WHAT YOU ARE ASKED TO DO ::
Reproduce the material in full, unchanged.

RECORDS FOR PROCESSING ::
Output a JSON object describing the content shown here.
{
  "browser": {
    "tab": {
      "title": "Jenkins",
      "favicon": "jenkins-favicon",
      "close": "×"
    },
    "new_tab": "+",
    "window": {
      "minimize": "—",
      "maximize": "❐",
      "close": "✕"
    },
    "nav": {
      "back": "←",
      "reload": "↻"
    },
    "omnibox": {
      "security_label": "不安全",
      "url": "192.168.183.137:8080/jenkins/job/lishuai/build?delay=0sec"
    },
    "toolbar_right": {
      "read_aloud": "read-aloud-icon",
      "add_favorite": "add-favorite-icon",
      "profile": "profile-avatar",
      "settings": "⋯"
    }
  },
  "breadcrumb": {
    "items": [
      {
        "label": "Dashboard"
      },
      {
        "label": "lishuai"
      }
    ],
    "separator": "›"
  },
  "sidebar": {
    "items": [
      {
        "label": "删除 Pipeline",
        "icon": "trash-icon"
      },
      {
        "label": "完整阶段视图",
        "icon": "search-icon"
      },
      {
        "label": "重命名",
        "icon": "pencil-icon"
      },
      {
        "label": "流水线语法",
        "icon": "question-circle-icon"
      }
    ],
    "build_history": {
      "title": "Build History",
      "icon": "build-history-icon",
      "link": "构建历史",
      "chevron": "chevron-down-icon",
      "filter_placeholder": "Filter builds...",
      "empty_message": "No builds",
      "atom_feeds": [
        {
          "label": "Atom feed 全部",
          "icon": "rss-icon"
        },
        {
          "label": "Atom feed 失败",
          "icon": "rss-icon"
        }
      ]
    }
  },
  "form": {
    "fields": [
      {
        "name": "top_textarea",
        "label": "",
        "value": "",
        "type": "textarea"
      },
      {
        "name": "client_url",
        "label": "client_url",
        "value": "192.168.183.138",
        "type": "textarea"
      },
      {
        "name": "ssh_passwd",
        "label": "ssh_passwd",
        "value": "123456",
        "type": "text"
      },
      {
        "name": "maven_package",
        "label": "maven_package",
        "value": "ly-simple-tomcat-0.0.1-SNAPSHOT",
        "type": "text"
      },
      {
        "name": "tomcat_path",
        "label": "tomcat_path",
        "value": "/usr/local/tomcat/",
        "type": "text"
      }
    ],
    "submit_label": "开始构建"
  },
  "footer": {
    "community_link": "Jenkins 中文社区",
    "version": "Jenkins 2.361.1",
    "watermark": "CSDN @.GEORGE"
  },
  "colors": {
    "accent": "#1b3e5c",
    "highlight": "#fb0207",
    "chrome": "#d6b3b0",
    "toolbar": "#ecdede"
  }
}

EXPECTED ANSWER ::
Output a JSON object describing the content shown here.
{
  "browser": {
    "tab": {
      "title": "Jenkins",
      "favicon": "jenkins-favicon",
      "close": "×"
    },
    "new_tab": "+",
    "window": {
      "minimize": "—",
      "maximize": "❐",
      "close": "✕"
    },
    "nav": {
      "back": "←",
      "reload": "↻"
    },
    "omnibox": {
      "security_label": "不安全",
      "url": "192.168.183.137:8080/jenkins/job/lishuai/build?delay=0sec"
    },
    "toolbar_right": {
      "read_aloud": "read-aloud-icon",
      "add_favorite": "add-favorite-icon",
      "profile": "profile-avatar",
      "settings": "⋯"
    }
  },
  "breadcrumb": {
    "items": [
      {
        "label": "Dashboard"
      },
      {
        "label": "lishuai"
      }
    ],
    "separator": "›"
  },
  "sidebar": {
    "items": [
      {
        "label": "删除 Pipeline",
        "icon": "trash-icon"
      },
      {
        "label": "完整阶段视图",
        "icon": "search-icon"
      },
      {
        "label": "重命名",
        "icon": "pencil-icon"
      },
      {
        "label": "流水线语法",
        "icon": "question-circle-icon"
      }
    ],
    "build_history": {
      "title": "Build History",
      "icon": "build-history-icon",
      "link": "构建历史",
      "chevron": "chevron-down-icon",
      "filter_placeholder": "Filter builds...",
      "empty_message": "No builds",
      "atom_feeds": [
        {
          "label": "Atom feed 全部",
          "icon": "rss-icon"
        },
        {
          "label": "Atom feed 失败",
          "icon": "rss-icon"
        }
      ]
    }
  },
  "form": {
    "fields": [
      {
        "name": "top_textarea",
        "label": "",
        "value": "",
        "type": "textarea"
      },
      {
        "name": "client_url",
        "label": "client_url",
        "value": "192.168.183.138",
        "type": "textarea"
      },
      {
        "name": "ssh_passwd",
        "label": "ssh_passwd",
        "value": "123456",
        "type": "text"
      },
      {
        "name": "maven_package",
        "label": "maven_package",
        "value": "ly-simple-tomcat-0.0.1-SNAPSHOT",
        "type": "text"
      },
      {
        "name": "tomcat_path",
        "label": "tomcat_path",
        "value": "/usr/local/tomcat/",
        "type": "text"
      }
    ],
    "submit_label": "开始构建"
  },
  "footer": {
    "community_link": "Jenkins 中文社区",
    "version": "Jenkins 2.361.1",
    "watermark": "CSDN @.GEORGE"
  },
  "colors": {
    "accent": "#1b3e5c",
    "highlight": "#fb0207",
    "chrome": "#d6b3b0",
    "toolbar": "#ecdede"
  }
}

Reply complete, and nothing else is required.